Records for processing
┏━━
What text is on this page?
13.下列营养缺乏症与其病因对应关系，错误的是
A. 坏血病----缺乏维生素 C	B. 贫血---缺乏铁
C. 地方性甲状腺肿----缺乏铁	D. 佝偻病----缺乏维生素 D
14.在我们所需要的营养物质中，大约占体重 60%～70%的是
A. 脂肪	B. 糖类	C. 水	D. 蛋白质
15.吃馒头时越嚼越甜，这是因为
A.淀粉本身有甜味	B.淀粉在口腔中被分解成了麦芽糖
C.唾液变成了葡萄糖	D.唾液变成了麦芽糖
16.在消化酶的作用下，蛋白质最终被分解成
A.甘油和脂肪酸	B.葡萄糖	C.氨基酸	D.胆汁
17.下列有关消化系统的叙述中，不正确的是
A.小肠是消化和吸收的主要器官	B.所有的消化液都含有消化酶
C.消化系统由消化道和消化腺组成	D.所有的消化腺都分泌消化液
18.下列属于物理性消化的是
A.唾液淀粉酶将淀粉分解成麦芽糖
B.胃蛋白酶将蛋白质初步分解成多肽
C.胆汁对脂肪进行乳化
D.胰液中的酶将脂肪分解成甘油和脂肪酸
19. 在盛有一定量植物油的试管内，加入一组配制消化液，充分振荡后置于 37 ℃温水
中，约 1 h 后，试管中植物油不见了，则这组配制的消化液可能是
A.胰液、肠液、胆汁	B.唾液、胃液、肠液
┗━━
┏━━
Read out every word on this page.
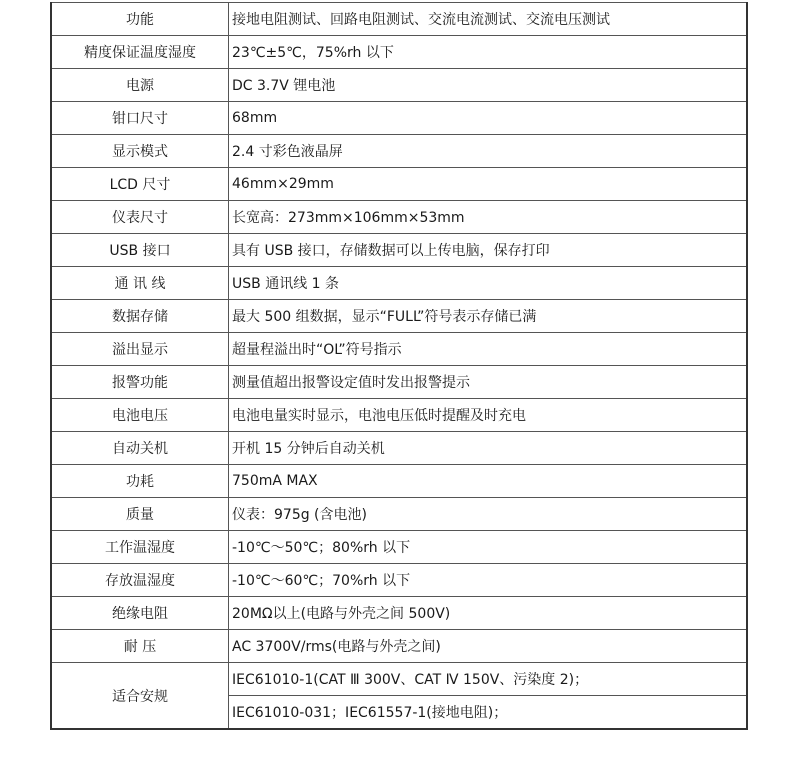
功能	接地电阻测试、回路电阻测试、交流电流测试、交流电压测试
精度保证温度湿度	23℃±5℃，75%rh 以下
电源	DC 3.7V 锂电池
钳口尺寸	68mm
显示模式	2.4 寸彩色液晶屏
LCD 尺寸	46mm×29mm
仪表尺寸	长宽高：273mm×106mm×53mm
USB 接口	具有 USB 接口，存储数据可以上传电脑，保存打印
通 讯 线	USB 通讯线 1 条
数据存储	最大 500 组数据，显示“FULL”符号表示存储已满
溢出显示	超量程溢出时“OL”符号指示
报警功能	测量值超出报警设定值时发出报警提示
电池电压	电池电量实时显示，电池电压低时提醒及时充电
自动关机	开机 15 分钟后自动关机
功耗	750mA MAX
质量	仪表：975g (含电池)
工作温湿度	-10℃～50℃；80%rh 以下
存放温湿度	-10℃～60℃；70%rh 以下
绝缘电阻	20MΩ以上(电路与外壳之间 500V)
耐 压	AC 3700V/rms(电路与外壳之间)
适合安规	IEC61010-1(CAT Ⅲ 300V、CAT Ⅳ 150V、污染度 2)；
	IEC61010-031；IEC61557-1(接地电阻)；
┗━━
┏━━
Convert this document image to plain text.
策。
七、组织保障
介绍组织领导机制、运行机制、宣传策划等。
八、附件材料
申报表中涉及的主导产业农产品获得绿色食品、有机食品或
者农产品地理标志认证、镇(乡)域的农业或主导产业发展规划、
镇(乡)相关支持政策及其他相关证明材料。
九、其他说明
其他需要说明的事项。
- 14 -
┗━━
In the listing above, find the lines holding the word "电路与外壳之间" and copy them.

绝缘电阻	20MΩ以上(电路与外壳之间 500V)
耐 压	AC 3700V/rms(电路与外壳之间)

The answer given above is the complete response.